Programs are evaluated on standards by one general analyst. However, for each standard, we randomly select a sample of programs (generally twenty percent of programs evaluated on the standard) 57for evaluation by a second analyst. The figure below provides a graphic depiction of this process for the Student Teaching Standard.

In each case, based on the indicator evaluations, a standard grade between "A" and "F" corresponding to a range of scores from "meets standard" to "does not meet standard," is automatically generated. For selected standards, programs that not only meet but go above and beyond the requirements of the standard earn "strong design" on that standard, represented as an "A+."

For the sample of programs that are analyzed by two analysts, when the score produced by both analysts is identical, the analysis of one is chosen randomly by the database to represent the final score. As is explained in greater depth in the description of the RevStat management system posted here, any difference of one grade in program scores based on evaluations by two analysts (for example, one evaluation leading to a score of "B" and one leading to a score of "A") leads to "coding up," an automatic awarding of the higher of the two scores. Any difference of two or more levels in scores triggers an "exceeds variance" signal that requires team leader investigation and resolution.58 Instances of excessive variances are monitored through the RevStat process; whenever variances approach 10 percent, action is taken to improve fidelity to scoring protocols or to modify the scoring process as necessary.

State context.
States regulate teacher preparation programs extensively. A teacher preparation program must show that it meets its state's standards to earn approval to train and recommend candidates for licensure and must undergo reapproval every five to seven years thereafter.

We therefore thoroughly examine all relevant state regulations as part of our scoring processes for every standard. We begin with the findings of our comprehensive State Teacher Policy Yearbook and investigate further when necessary. In considering state regulations, we follow these general principles:

  • Give credit for building on strong regulations: We give credit to programs explicitly affirming state regulations that improve program quality. In Texas, for example, programs that affirm that they only admit applicants who achieve scores on the Texas Higher Education Assessment (THEA) that exceed by any amount the state's initial thresholds meet the Selection Criteria Standard.59

  • Hold programs responsible for ensuring candidates are prepared: The ambiguity and complexity of state regulations do not relieve programs of doing what is necessary to make sure that their graduates are well equipped to help students learn. For example, 21 states offer only K-12 certification for special education teachers. Programs in those states have an obligation to make sure that their special education candidates have adequate content knowledge, so we evaluate programs for content preparation for both the elementary and secondary grades.
The impact of state regulations on our analysis.
To provide a more detailed sense of how state regulations impact our analysis, we provide examples below of two standards where context is crucial, and two standards where it has no impact.

  • State regulations on expectations for secondary teacher subject knowledge

    Ratings for two of our traditional teacher preparation standards—Secondary Content in the Sciences and Secondary Content in the Social Sciences (as well as the analogs of these standards that we apply to non-traditional programs) are deeply informed by the state regulatory context in which programs are embedded. The starting point of our analysis is the state's licensing test regime: Does it test all subject matter that a secondary science or social sciences teacher will need to know for all the subjects he or she could be assigned to teach? The more comprehensive a state's testing regime, the less possibility that a secondary teacher will be assigned to teach a course without knowing his or her subject. Where there are gaps in testing, we scrutinize the content of coursework that programs require of their candidates.

_Exercise tasks_
a – Decide whether each statement agrees with the extract, answering yes or no and quoting the words of the extract that settle it: (i) Every program is evaluated on a standard by a second analyst. (ii) When two analysts' scores differ by one grade, the program gets the higher score. (iii) A difference of two or more levels between the analysts is settled by coding up.
b – List every standard that the extract names.

_Source excerpt_
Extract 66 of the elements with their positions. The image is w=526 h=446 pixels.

_Outputs by task_
a –
(i) No: "we randomly select a sample of programs (generally twenty percent of programs evaluated on the standard)"
(ii) Yes: "an automatic awarding of the higher of the two scores"
(iii) No: "triggers an "exceeds variance" signal that requires team leader investigation and resolution"

b –
Student Teaching Standard
Selection Criteria Standard
Secondary Content in the Sciences
Secondary Content in the Social Sciences